====== SELECTED EXTRACT ======

Based on the coccinelle script there are ~480 cases that need fixing
in total. I'll now finish all of them and then split them by
submodules as Greg suggested and repost a patch set per submodule.
Sounds good?

> 
> But basically to _me_, the important part is that the end result is
> maintainable longer-term. I'm more than happy to have a one-time patch
> to fix a lot of dubious cases if we can then have clean rules going
> forward.
> 
>> I assumed it is better to fix those cases first and then have a simple
>> coccinelle script changing the macro + moving the iterator into the scope
>> of the macro.
> 
> So that had been another plan of mine, until I actually looked at
> changing the macro. In the one case I looked at, it was ugly beyond
> belief.
> 
> It turns out that just syntactically, it's really nice to give the
> type of the iterator from outside the way we do now. Yeah, it may be a
> bit odd, and maybe it's partly because I'm so used to the
> "list_for_each_list_entry()" syntax, but moving the type into the loop
> construct really made it nasty - either one very complex line, or
> having to split it over two lines which was even worse.
> 
> Maybe the place I looked at just happened to have a long typename, but
> it's basically always going to be a struct, so it's never a _simple_
> type. And it just looked very odd adn unnatural to have the type as
> one of the "arguments" to that list_for_each_entry() macro.

======

* **DIRECTIVE 1**: Lay out the listing, from its start through the line containing "col-header-margin[interactable]: Margin ⇕", inclusive, as a JSON list of strings with one string per line and blank lines omitted.
The macro discussion and the listing are unrelated material.

====== RECORDED INFORMATION ======

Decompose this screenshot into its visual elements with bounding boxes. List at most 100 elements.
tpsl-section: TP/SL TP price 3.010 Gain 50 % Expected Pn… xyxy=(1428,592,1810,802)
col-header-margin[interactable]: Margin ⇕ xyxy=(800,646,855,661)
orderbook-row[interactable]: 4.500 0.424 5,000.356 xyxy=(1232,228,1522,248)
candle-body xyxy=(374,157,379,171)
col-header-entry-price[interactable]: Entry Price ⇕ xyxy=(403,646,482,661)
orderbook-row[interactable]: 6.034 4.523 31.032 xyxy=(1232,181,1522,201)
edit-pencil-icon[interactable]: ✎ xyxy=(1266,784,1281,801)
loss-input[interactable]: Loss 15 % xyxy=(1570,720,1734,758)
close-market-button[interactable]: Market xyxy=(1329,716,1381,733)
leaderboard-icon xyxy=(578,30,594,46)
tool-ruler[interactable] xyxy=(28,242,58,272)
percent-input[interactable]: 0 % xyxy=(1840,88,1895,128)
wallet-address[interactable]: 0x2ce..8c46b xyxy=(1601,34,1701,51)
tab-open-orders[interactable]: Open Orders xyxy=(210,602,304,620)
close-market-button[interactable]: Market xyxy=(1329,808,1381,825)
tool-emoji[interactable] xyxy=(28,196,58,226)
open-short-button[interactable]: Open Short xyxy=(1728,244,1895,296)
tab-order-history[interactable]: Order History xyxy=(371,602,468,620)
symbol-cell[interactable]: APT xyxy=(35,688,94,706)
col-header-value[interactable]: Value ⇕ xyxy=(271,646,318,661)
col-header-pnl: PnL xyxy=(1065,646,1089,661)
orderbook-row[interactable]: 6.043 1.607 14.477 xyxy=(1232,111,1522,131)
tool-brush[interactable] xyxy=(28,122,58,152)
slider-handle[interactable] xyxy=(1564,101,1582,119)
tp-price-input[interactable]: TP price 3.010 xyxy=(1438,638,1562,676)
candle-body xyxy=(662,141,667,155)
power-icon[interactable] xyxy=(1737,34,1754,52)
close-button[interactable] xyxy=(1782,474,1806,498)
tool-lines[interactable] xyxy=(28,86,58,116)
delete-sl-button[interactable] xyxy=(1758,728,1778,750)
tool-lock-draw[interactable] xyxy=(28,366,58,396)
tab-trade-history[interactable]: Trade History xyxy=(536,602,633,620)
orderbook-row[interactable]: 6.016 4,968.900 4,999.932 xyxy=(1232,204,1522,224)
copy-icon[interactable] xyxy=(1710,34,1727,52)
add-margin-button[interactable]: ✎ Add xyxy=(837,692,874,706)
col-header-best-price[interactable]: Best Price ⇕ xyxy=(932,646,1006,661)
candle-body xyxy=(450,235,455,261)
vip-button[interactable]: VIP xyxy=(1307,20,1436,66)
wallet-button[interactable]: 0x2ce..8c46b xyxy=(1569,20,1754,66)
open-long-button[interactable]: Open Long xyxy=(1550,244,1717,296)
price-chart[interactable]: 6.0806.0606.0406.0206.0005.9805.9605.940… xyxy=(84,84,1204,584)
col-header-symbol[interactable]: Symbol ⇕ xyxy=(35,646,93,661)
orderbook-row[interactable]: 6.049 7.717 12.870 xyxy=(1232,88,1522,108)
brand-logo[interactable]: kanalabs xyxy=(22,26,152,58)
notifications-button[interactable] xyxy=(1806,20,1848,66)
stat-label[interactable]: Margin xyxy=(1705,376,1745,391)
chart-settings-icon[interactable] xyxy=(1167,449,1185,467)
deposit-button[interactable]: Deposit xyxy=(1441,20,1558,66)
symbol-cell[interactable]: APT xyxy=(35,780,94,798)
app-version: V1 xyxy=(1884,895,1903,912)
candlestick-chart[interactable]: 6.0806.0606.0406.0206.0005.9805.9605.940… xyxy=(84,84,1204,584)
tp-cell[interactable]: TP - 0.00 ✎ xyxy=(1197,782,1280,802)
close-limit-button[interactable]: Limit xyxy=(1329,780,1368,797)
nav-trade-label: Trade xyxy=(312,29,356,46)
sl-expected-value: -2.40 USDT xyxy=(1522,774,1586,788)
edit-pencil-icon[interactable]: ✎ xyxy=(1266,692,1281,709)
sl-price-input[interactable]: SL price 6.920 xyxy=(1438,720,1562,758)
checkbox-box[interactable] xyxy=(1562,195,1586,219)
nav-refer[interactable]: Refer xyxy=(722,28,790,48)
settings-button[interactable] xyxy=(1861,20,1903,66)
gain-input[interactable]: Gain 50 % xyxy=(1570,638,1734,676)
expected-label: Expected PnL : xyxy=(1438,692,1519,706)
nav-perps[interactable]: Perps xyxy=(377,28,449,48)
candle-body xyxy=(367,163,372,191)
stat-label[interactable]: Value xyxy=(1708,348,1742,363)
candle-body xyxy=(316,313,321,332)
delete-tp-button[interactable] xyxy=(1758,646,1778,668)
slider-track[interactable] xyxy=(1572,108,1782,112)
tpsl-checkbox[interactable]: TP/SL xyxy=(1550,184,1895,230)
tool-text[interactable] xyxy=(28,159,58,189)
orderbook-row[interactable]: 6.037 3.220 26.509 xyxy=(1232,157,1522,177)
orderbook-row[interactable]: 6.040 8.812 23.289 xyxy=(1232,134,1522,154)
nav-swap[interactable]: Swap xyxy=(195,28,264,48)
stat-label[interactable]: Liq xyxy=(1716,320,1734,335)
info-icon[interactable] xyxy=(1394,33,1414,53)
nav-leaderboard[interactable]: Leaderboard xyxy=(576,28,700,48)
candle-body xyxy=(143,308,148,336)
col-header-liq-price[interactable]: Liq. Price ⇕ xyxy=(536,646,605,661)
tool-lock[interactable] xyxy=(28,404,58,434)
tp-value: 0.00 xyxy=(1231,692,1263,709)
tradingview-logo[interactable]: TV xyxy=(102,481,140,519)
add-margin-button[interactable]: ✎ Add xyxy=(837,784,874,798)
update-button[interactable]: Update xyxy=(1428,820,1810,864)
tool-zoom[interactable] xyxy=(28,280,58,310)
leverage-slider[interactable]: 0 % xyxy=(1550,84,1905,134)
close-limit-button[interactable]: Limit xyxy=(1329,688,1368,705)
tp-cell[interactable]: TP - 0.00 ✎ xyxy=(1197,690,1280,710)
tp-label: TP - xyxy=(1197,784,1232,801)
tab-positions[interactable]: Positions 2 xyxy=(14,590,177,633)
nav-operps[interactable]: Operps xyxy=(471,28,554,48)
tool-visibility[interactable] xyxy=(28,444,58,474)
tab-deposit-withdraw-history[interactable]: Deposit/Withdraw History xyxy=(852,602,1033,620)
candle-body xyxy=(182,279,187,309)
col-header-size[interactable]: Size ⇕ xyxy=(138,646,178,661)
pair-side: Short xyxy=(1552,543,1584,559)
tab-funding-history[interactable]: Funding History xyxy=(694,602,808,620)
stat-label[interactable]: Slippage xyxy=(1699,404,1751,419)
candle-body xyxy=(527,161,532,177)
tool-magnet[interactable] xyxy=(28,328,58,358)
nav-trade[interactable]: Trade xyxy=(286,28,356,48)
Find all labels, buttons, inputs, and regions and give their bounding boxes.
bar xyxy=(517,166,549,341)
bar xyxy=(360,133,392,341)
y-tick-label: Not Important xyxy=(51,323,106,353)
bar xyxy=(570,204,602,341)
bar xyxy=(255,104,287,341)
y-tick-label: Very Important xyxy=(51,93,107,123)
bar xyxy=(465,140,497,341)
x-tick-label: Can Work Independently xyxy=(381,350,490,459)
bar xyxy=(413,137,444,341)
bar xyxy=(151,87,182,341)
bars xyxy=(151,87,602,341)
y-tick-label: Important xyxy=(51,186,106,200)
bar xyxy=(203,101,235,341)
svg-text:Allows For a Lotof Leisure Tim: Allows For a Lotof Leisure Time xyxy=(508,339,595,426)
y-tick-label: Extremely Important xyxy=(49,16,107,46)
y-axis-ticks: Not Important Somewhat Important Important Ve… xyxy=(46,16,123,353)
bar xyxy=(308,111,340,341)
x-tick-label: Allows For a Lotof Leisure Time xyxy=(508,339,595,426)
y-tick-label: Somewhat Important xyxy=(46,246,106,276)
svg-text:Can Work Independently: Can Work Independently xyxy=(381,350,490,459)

======

* **DIRECTIVE 2**: Reproduce the macro discussion between "Based on the" and "of the macro.", inclusive, swapping "submodules" for "subsystems".

* **TASK ANSWER 1**:
[
  "Decompose this screenshot into its visual elements with bounding boxes. List at most 100 elements.",
  "tpsl-section: TP/SL TP price 3.010 Gain 50 % Expected Pn… xyxy=(1428,592,1810,802)",
  "col-header-margin[interactable]: Margin ⇕ xyxy=(800,646,855,661)"
]

* **TASK ANSWER 2**:
Based on the coccinelle script there are ~480 cases that need fixing
in total. I'll now finish all of them and then split them by
subsystems as Greg suggested and repost a patch set per submodule.
Sounds good?

> 
> But basically to _me_, the important part is that the end result is
> maintainable longer-term. I'm more than happy to have a one-time patch
> to fix a lot of dubious cases if we can then have clean rules going
> forward.
> 
>> I assumed it is better to fix those cases first and then have a simple
>> coccinelle script changing the macro + moving the iterator into the scope
>> of the macro.